● Records for processing:
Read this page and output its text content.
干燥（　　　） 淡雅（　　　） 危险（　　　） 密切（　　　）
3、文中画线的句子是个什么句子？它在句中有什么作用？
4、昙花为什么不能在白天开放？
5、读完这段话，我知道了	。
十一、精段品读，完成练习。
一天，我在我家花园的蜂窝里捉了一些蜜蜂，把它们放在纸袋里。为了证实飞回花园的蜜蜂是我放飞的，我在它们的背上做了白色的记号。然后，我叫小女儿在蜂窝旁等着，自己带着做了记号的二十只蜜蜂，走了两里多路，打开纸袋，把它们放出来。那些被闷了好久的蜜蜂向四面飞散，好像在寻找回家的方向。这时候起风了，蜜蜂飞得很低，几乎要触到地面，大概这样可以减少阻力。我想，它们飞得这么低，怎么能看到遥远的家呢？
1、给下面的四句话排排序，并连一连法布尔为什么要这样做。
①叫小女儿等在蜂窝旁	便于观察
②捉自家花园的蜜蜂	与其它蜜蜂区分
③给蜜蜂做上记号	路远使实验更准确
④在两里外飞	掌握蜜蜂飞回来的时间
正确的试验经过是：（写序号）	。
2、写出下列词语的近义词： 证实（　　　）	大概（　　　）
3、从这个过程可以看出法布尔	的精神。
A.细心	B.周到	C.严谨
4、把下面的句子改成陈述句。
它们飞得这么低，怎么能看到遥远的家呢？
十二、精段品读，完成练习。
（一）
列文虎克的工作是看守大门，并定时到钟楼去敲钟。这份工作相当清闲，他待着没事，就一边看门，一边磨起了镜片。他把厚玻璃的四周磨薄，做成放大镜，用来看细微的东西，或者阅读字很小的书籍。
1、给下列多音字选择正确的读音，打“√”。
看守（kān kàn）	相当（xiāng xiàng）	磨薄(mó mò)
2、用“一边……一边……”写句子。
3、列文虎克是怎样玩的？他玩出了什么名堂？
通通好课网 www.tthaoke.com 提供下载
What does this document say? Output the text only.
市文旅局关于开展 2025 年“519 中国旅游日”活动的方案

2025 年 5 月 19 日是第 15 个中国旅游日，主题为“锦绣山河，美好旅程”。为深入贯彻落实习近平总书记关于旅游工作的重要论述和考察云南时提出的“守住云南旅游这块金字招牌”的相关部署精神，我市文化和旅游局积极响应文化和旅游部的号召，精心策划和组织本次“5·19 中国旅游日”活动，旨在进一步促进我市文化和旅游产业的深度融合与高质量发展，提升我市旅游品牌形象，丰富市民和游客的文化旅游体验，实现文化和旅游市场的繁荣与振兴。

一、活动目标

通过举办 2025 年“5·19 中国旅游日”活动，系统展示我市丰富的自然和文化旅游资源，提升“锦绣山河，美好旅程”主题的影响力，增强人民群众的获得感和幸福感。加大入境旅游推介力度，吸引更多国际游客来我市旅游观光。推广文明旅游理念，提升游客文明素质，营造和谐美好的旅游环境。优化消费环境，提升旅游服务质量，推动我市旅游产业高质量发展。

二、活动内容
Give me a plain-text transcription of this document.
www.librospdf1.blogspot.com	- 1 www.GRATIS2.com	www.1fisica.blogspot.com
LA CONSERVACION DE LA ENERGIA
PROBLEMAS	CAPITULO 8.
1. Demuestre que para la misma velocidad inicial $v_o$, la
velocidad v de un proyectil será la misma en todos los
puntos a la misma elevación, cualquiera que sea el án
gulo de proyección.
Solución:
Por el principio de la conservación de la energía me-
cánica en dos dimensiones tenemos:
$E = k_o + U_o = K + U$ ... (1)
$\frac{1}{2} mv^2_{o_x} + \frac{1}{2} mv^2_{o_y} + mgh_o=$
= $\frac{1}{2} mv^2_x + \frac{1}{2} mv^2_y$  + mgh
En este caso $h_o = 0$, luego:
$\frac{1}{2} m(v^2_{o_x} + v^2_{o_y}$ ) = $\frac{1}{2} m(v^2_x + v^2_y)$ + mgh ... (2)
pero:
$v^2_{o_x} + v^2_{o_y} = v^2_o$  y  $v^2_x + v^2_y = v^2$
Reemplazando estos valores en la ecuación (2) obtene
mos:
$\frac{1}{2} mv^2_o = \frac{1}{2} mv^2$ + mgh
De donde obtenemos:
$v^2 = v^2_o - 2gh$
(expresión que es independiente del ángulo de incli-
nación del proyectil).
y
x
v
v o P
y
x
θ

● Prompt: Copy out the lines from the line containing "Give me a plain-text" to the end of the listing above, without alteration.

● In response:
Give me a plain-text transcription of this document.
www.librospdf1.blogspot.com	- 1 www.GRATIS2.com	www.1fisica.blogspot.com
LA CONSERVACION DE LA ENERGIA
PROBLEMAS	CAPITULO 8.
1. Demuestre que para la misma velocidad inicial $v_o$, la
velocidad v de un proyectil será la misma en todos los
puntos a la misma elevación, cualquiera que sea el án
gulo de proyección.
Solución:
Por el principio de la conservación de la energía me-
cánica en dos dimensiones tenemos:
$E = k_o + U_o = K + U$ ... (1)
$\frac{1}{2} mv^2_{o_x} + \frac{1}{2} mv^2_{o_y} + mgh_o=$
= $\frac{1}{2} mv^2_x + \frac{1}{2} mv^2_y$  + mgh
En este caso $h_o = 0$, luego:
$\frac{1}{2} m(v^2_{o_x} + v^2_{o_y}$ ) = $\frac{1}{2} m(v^2_x + v^2_y)$ + mgh ... (2)
pero:
$v^2_{o_x} + v^2_{o_y} = v^2_o$  y  $v^2_x + v^2_y = v^2$
Reemplazando estos valores en la ecuación (2) obtene
mos:
$\frac{1}{2} mv^2_o = \frac{1}{2} mv^2$ + mgh
De donde obtenemos:
$v^2 = v^2_o - 2gh$
(expresión que es independiente del ángulo de incli-
nación del proyectil).
y
x
v
v o P
y
x
θ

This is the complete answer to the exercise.